Locate the lines that hold the string "image". Copy every such line.
————
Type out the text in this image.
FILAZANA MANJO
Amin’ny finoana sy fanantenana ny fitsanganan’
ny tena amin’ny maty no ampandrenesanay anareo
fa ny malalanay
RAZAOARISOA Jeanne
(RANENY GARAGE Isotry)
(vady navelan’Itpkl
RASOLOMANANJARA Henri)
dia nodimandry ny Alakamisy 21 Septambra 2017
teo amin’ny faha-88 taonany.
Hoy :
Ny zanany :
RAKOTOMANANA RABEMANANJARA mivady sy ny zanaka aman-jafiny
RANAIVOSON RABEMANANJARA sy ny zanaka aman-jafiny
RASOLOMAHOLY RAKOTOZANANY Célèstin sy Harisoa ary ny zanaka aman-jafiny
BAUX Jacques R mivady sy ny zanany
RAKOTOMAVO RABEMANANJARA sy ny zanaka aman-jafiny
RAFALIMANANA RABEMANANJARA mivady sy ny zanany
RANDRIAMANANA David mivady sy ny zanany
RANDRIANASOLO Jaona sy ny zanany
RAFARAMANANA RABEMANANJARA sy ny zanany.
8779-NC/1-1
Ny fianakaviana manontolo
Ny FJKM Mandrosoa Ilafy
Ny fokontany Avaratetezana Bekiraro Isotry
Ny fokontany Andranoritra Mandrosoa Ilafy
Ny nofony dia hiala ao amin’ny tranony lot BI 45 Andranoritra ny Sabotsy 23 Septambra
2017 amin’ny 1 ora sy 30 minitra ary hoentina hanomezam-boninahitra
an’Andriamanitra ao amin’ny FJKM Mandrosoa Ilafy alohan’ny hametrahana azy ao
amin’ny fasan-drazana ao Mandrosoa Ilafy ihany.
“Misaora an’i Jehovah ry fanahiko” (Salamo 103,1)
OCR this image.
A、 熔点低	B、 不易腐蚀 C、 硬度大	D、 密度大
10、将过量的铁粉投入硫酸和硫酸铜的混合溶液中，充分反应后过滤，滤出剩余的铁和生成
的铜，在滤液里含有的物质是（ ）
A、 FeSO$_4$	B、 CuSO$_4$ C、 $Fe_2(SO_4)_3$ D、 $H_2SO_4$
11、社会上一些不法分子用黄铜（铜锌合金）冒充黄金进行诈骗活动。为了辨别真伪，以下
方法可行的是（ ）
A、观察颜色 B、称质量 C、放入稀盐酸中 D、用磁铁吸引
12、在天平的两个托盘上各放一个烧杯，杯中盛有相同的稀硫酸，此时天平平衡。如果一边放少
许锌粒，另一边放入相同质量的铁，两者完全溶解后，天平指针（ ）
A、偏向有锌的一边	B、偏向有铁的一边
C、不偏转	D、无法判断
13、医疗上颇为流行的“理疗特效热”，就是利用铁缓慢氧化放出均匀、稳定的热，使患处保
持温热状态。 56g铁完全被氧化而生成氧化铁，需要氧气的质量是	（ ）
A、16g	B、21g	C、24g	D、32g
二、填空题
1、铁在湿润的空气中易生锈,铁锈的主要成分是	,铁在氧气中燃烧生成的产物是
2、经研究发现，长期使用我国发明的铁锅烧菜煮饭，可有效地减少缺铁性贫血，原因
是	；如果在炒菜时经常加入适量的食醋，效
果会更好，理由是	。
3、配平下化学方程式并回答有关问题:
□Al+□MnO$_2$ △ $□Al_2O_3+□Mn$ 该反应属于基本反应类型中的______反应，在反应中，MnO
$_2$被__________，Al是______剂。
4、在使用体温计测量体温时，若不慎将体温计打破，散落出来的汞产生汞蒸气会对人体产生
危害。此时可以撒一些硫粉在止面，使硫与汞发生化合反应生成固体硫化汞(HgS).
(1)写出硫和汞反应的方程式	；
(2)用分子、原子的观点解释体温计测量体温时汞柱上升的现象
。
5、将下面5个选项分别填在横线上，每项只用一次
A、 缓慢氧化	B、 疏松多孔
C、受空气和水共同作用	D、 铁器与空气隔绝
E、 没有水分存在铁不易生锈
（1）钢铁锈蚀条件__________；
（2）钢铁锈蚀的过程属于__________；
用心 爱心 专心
————
> **Finished task**
Type out the text in this image.
OCR this image.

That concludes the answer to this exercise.